* Written request: Return every line below in which "Groß" appears.

* Data:
— BEGIN —

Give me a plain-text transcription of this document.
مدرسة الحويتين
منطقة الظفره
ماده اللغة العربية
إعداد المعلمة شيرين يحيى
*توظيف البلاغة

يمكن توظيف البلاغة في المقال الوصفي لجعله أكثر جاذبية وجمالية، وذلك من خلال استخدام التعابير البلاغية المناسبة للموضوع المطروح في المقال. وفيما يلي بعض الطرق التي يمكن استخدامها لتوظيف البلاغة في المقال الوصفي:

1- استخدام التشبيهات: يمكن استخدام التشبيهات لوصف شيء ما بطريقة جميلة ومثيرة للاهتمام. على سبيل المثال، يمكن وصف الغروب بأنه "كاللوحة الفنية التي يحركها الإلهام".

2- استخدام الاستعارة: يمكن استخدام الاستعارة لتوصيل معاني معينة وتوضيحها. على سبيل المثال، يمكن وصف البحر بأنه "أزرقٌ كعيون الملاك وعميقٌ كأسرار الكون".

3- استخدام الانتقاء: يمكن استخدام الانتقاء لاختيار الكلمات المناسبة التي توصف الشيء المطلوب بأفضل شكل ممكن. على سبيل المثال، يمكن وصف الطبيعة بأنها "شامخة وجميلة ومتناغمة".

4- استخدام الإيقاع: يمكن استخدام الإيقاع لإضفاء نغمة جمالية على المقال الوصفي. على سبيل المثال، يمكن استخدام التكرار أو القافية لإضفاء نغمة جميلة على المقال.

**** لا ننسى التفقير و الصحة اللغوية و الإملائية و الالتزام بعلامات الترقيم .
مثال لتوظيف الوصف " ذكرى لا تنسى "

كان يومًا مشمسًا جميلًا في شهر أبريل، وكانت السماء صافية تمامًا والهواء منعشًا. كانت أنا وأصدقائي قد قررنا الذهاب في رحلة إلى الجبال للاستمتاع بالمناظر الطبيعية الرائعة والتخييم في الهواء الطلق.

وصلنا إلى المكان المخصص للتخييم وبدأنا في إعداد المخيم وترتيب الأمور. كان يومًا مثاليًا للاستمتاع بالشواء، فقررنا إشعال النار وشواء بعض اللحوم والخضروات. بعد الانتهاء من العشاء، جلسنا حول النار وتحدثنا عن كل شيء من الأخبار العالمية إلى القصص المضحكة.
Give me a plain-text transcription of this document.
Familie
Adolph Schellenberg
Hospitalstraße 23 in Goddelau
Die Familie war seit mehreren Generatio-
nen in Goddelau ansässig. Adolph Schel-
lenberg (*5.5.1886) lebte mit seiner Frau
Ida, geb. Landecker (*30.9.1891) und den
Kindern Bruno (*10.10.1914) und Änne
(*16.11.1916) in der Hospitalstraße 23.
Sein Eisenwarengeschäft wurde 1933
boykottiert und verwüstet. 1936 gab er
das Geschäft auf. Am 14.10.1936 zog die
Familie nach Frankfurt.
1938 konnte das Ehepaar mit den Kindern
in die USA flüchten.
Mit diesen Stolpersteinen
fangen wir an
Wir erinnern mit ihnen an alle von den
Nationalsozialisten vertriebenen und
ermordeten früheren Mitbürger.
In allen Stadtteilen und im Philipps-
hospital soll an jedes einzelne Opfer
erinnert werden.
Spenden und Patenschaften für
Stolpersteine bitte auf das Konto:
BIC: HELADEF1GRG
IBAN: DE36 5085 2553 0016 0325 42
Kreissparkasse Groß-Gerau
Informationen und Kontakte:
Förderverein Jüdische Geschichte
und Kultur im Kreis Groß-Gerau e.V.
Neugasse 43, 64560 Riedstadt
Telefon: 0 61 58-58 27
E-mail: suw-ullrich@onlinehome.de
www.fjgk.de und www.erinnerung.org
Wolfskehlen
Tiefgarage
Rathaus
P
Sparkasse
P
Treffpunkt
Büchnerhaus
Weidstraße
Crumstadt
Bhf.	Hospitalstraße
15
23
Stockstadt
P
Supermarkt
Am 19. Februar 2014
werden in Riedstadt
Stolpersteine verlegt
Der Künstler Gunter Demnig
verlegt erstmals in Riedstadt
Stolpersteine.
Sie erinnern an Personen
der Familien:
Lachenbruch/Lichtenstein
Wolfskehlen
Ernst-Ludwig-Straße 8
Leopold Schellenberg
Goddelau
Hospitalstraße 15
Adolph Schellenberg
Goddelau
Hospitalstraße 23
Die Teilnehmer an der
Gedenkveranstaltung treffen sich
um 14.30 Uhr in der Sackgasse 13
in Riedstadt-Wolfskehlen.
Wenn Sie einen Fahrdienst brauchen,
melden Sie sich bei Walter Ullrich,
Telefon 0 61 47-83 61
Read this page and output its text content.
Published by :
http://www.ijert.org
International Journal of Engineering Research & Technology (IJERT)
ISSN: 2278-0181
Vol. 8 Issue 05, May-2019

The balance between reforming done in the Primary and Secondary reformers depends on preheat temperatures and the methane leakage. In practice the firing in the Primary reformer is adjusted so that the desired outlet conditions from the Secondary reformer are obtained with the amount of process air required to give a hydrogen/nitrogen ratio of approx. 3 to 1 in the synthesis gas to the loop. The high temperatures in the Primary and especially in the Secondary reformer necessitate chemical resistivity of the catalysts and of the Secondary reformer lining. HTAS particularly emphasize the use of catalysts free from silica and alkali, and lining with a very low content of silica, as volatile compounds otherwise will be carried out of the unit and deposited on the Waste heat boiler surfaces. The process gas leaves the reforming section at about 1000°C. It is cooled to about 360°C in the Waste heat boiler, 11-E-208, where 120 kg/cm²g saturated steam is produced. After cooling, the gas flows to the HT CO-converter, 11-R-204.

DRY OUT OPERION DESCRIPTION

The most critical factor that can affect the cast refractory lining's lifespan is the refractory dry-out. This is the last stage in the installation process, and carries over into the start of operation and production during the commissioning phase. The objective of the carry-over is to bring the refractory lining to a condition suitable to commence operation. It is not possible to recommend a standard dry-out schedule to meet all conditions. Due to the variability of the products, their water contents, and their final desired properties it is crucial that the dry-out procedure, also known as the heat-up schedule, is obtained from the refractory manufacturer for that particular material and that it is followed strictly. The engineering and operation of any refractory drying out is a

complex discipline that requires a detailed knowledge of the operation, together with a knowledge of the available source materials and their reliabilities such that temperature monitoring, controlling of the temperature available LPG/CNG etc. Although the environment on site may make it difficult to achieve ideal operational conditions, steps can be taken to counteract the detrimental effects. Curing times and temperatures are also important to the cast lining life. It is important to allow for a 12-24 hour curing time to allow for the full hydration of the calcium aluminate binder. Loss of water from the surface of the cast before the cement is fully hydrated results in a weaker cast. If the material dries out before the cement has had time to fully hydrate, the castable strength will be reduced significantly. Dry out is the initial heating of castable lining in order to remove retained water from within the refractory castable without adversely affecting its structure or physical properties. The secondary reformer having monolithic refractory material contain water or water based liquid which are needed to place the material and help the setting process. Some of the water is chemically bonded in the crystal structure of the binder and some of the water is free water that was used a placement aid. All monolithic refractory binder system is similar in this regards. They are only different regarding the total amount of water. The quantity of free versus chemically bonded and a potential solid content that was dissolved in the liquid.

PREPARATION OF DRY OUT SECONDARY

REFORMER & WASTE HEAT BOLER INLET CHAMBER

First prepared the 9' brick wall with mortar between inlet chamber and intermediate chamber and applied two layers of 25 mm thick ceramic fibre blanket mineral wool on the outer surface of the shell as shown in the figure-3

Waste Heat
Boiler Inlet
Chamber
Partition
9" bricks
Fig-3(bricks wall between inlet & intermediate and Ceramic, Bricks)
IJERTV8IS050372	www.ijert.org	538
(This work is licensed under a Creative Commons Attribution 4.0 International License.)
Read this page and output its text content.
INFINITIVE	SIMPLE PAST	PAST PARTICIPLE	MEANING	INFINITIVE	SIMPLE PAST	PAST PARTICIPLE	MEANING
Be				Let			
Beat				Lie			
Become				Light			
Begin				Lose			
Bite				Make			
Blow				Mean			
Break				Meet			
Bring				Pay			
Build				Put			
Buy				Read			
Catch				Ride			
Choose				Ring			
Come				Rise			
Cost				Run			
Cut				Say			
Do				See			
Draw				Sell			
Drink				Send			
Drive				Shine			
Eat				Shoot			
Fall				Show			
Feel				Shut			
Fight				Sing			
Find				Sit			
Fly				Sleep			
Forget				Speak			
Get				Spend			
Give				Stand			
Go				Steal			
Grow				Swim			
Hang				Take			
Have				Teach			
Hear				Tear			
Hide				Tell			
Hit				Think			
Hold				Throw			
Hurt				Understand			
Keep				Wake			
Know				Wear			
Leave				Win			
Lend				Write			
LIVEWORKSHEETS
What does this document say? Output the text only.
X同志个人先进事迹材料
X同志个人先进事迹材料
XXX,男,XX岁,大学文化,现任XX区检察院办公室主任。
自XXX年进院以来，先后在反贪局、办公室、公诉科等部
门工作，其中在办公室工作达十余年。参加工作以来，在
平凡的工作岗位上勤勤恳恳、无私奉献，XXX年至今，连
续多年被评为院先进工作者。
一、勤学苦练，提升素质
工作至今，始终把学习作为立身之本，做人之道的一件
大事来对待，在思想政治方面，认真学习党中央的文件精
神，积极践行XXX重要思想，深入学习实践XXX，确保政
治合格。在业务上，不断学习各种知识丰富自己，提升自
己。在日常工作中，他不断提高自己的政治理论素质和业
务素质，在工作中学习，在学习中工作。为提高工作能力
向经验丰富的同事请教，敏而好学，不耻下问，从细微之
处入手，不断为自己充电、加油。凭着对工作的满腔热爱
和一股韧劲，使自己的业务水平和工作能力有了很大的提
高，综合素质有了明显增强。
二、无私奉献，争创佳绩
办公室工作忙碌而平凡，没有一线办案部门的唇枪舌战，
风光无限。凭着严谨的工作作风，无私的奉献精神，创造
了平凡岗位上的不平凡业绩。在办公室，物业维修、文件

— END —

* Expected answer:
Kreissparkasse Groß-Gerau
und Kultur im Kreis Groß-Gerau e.V.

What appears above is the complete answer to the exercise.